**Brief**
Give the data below again, word for word.

═════ Dataset rows

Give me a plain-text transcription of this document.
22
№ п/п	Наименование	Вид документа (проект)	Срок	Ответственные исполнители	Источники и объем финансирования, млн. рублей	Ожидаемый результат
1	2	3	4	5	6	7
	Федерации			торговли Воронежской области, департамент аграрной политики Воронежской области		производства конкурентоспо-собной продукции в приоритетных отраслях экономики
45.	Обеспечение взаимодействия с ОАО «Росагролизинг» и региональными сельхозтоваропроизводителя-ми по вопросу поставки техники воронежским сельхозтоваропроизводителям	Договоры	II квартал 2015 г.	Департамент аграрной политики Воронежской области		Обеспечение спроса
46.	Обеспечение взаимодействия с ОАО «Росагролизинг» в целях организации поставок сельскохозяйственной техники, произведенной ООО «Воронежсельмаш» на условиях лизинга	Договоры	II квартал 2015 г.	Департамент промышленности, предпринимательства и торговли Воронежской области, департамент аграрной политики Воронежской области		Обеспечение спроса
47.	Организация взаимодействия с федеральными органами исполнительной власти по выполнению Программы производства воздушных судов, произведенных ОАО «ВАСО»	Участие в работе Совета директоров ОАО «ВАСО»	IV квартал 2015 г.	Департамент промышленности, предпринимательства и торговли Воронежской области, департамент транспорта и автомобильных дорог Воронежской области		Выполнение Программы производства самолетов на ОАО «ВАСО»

══════════

**Expected answer**
Give me a plain-text transcription of this document.
22
№ п/п	Наименование	Вид документа (проект)	Срок	Ответственные исполнители	Источники и объем финансирования, млн. рублей	Ожидаемый результат
1	2	3	4	5	6	7
	Федерации			торговли Воронежской области, департамент аграрной политики Воронежской области		производства конкурентоспо-собной продукции в приоритетных отраслях экономики
45.	Обеспечение взаимодействия с ОАО «Росагролизинг» и региональными сельхозтоваропроизводителя-ми по вопросу поставки техники воронежским сельхозтоваропроизводителям	Договоры	II квартал 2015 г.	Департамент аграрной политики Воронежской области		Обеспечение спроса
46.	Обеспечение взаимодействия с ОАО «Росагролизинг» в целях организации поставок сельскохозяйственной техники, произведенной ООО «Воронежсельмаш» на условиях лизинга	Договоры	II квартал 2015 г.	Департамент промышленности, предпринимательства и торговли Воронежской области, департамент аграрной политики Воронежской области		Обеспечение спроса
47.	Организация взаимодействия с федеральными органами исполнительной власти по выполнению Программы производства воздушных судов, произведенных ОАО «ВАСО»	Участие в работе Совета директоров ОАО «ВАСО»	IV квартал 2015 г.	Департамент промышленности, предпринимательства и торговли Воронежской области, департамент транспорта и автомобильных дорог Воронежской области		Выполнение Программы производства самолетов на ОАО «ВАСО»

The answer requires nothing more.